Text extract —

Surface LCF and SCF observed (circles) and simulated by coupled GCMs for October–November at 18.5°–21.5°S, 86.25°–73.75°W. Cloud fraction for the Stratus buoy and ISCCP FD are provided by MODIS satellite retrievals.
Citation: Journal of Climate 25, 24; 10.1175/JCLI-D-11-00618.1
Surface cloud forcing errors are associated with deficiencies of cloud fraction. Model longwave and solar cloud forcing are correlated to cloud fraction at 0.82 and −0.72. The models mimic the proportionality of cloud forcing to cloud fraction (Fig. 16), falling near the line between the observed cloud forcing and cloud fraction and zero cloud forcing for clear skies. This suggests that simulated clouds have the right cloud forcing when present, but too few clouds in the models result in too little cloud forcing cooling.

Dataset excerpt:
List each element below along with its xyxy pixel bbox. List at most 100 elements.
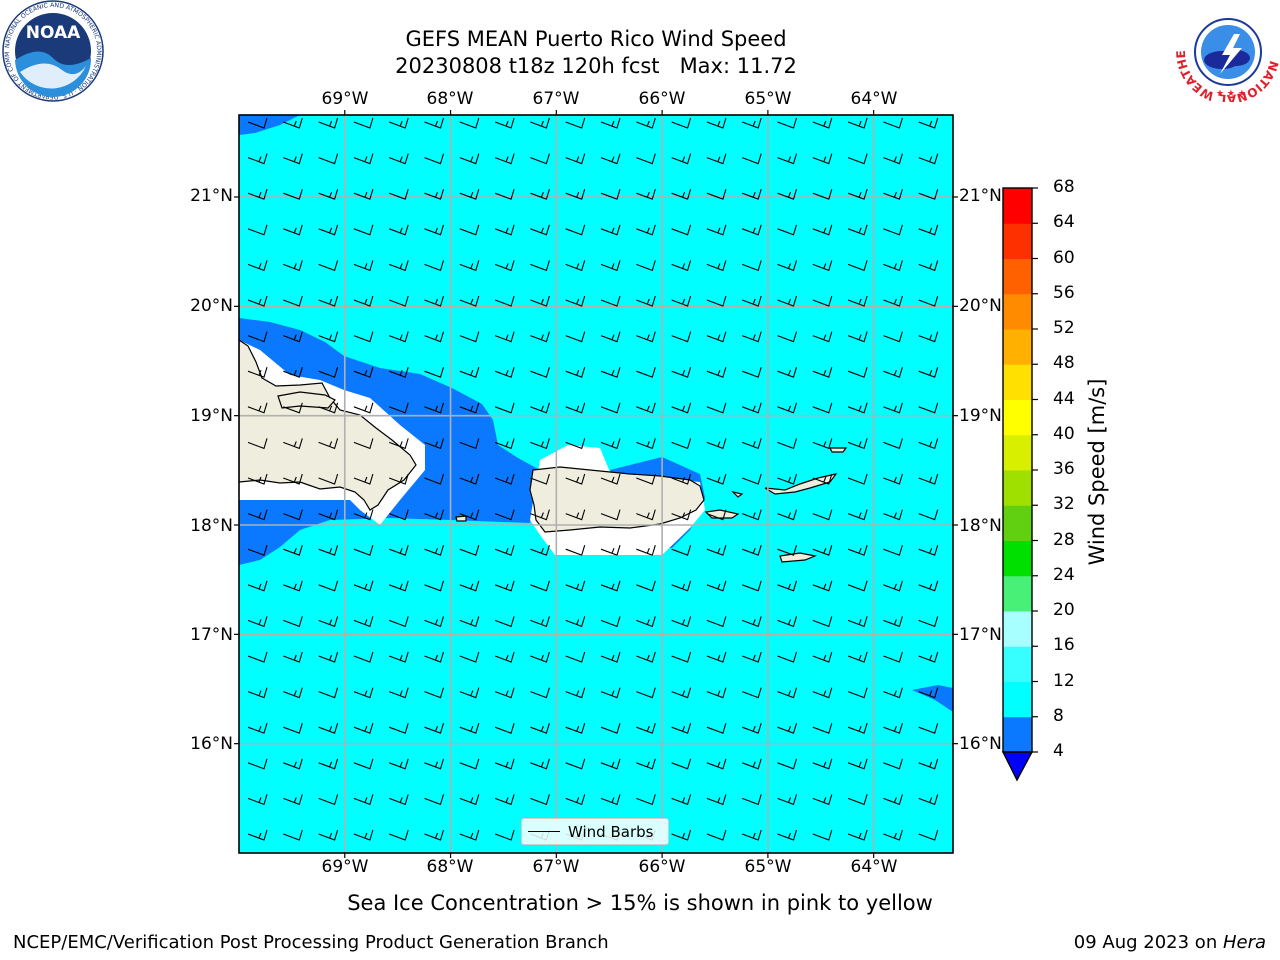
- wind-barb: [530, 402, 550, 414]
- wind-barb: [812, 295, 833, 307]
- wind-barb: [636, 509, 656, 521]
- wind-barb: [671, 189, 692, 200]
- wind-barb: [318, 723, 339, 734]
- wind-barb: [742, 473, 762, 485]
- wind-barb: [459, 545, 480, 556]
- wind-barb: [742, 295, 762, 307]
- wind-barb: [494, 509, 515, 521]
- wind-barb: [353, 473, 374, 485]
- wind-barb: [318, 331, 339, 343]
- colorbar-tick-label: 12: [1053, 670, 1075, 691]
- wind-barb: [777, 189, 798, 200]
- wind-barb: [671, 331, 692, 343]
- wind-barb: [565, 367, 586, 378]
- wind-barb: [777, 224, 798, 236]
- wind-barb: [565, 758, 586, 770]
- wind-barb: [494, 189, 515, 200]
- wind-barb: [742, 331, 762, 343]
- wind-barb: [283, 829, 303, 841]
- wind-barb: [283, 687, 303, 699]
- wind-barb: [706, 509, 727, 521]
- wind-barb: [918, 473, 939, 485]
- wind-barb: [283, 402, 303, 414]
- wind-barb: [283, 473, 303, 485]
- wind-barb: [600, 153, 621, 165]
- wind-barb: [847, 758, 868, 770]
- wind-barb: [671, 829, 692, 841]
- wind-barb: [494, 616, 515, 628]
- wind-barb: [777, 260, 798, 272]
- wind-barb: [424, 580, 445, 592]
- wind-barb: [389, 260, 409, 272]
- wind-barb: [777, 509, 798, 521]
- wind-barb: [353, 331, 374, 343]
- wind-barb: [459, 758, 480, 770]
- lon-label-bottom-67w: 67°W: [532, 857, 580, 877]
- wind-barb: [247, 224, 268, 236]
- wind-barb: [706, 616, 727, 628]
- wind-barb: [600, 651, 621, 663]
- lon-label-top-67w: 67°W: [532, 89, 580, 109]
- wind-barb: [459, 331, 480, 343]
- wind-barb: [636, 723, 656, 734]
- wind-barb: [389, 829, 409, 841]
- wind-barb: [565, 189, 586, 200]
- wind-barb: [389, 473, 409, 485]
- wind-barb: [247, 723, 268, 734]
- wind-barb: [494, 117, 515, 129]
- wind-barb: [636, 331, 656, 343]
- wind-barb: [530, 545, 550, 556]
- wind-barb: [883, 260, 903, 272]
- wind-barb: [812, 580, 833, 592]
- wind-barb: [671, 687, 692, 699]
- wind-barb: [389, 545, 409, 556]
- wind-barb: [530, 224, 550, 236]
- wind-barb: [636, 117, 656, 129]
- wind-barb: [389, 402, 409, 414]
- colorbar-segments: [1003, 188, 1032, 753]
- wind-barb: [353, 829, 374, 841]
- wind-barb: [424, 829, 445, 841]
- wind-barb: [247, 473, 268, 485]
- wind-barb: [565, 153, 586, 165]
- wind-barb: [459, 723, 480, 734]
- wind-barb: [812, 331, 833, 343]
- wind-barb: [247, 580, 268, 592]
- wind-barb: [742, 580, 762, 592]
- wind-barb: [247, 687, 268, 699]
- wind-barb: [883, 402, 903, 414]
- wind-barb: [530, 260, 550, 272]
- wind-barb: [777, 438, 798, 450]
- wind-barb: [706, 473, 727, 485]
- wind-barb: [812, 616, 833, 628]
- wind-barb: [247, 794, 268, 806]
- wind-barb: [847, 651, 868, 663]
- wind-barb: [424, 438, 445, 450]
- wind-barb: [600, 117, 621, 129]
- wind-barb: [918, 758, 939, 770]
- lon-label-bottom-64w: 64°W: [850, 857, 898, 877]
- colorbar-tick-label: 52: [1053, 318, 1075, 338]
- island-small-east: [829, 447, 848, 453]
- wind-barb: [706, 189, 727, 200]
- wind-barb: [847, 260, 868, 272]
- wind-barb: [883, 794, 903, 806]
- colorbar-tick-label: 48: [1053, 353, 1075, 374]
- wind-barb: [918, 438, 939, 450]
- wind-barb: [847, 117, 868, 129]
- wind-barb: [671, 367, 692, 378]
- wind-barb: [494, 224, 515, 236]
- wind-barb: [636, 545, 656, 556]
- lat-label-right-16n: 16°N: [959, 734, 1002, 754]
- svg-text:★ ★ ★: ★ ★ ★: [1216, 89, 1246, 99]
- wind-barb: [353, 117, 374, 129]
- wind-barb: [671, 402, 692, 414]
- wind-barb: [459, 402, 480, 414]
- wind-barb: [318, 545, 339, 556]
- wind-barb: [565, 616, 586, 628]
- wind-barb: [742, 189, 762, 200]
- wind-barb: [600, 295, 621, 307]
- wind-barb: [494, 723, 515, 734]
- wind-barb: [389, 189, 409, 200]
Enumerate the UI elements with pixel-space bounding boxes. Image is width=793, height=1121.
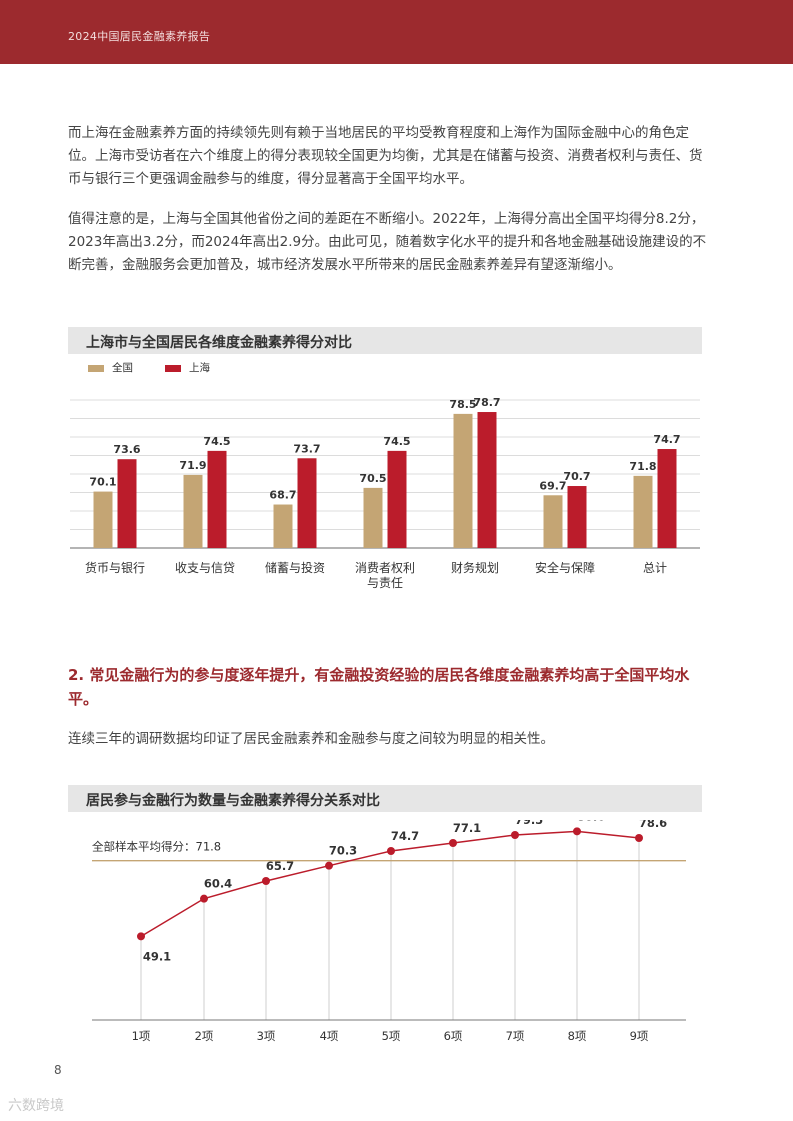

Exercise instructions —
1. In the passage on surface cloud forcing, what are the correlations of model longwave and solar cloud forcing with cloud fraction?
2. Using the passage on surface cloud forcing, explain why the models produce too little cloud forcing cooling.
3. Carry on the passage about surface cloud forcing and cloud fraction from its last sentence.
The items have nothing to do with this work.

Results in order —
1. Model longwave cloud forcing correlates with cloud fraction at 0.82, and solar cloud forcing at −0.72.

2. The models fall near the line between the observed cloud forcing and cloud fraction and zero cloud forcing for clear skies. This suggests that simulated clouds have the right cloud forcing when present. The shortfall in cooling therefore comes from the models having too few clouds.

3.
7. Summary
Models have too strong net radiation because they have too few clouds. On the whole, simulated clouds have approximately the right cloud radiative forcing when present. Longwave cloud forcing offsets 50% of shortwave cloud forcing in observations. Conveniently, longwave cloud forcing error also offsets 50% of shortwave cloud forcing error in models. In CMIP3 models, errors in cloud amount dominate any errors that could be attributed to cloud albedo or aerosol indirect effect issues.
Of course, cloud forcing errors do not completely explain the SST errors in Fig. 1. Where the SST errors are larger closer to the coast, the Humboldt Current and coastal upwelling are compounding factors, as well as vertical and horizontal mixing associated with ocean eddies. These and other factors are estimated by Colbo and Weller (2007), Toniazzo et al. (2009), de Szoeke et al. (2010), and others. It is very difficult to measure these terms on the upper heat budget directly, and model errors are peculiar to each model, rather than consistent among models. None of this changes the fact that a warming error on the order of 60 W m−2 in the solar cloud forcing would require a considerably higher SST in order to balance the upper-ocean heat budget by evaporation, the leading cooling term.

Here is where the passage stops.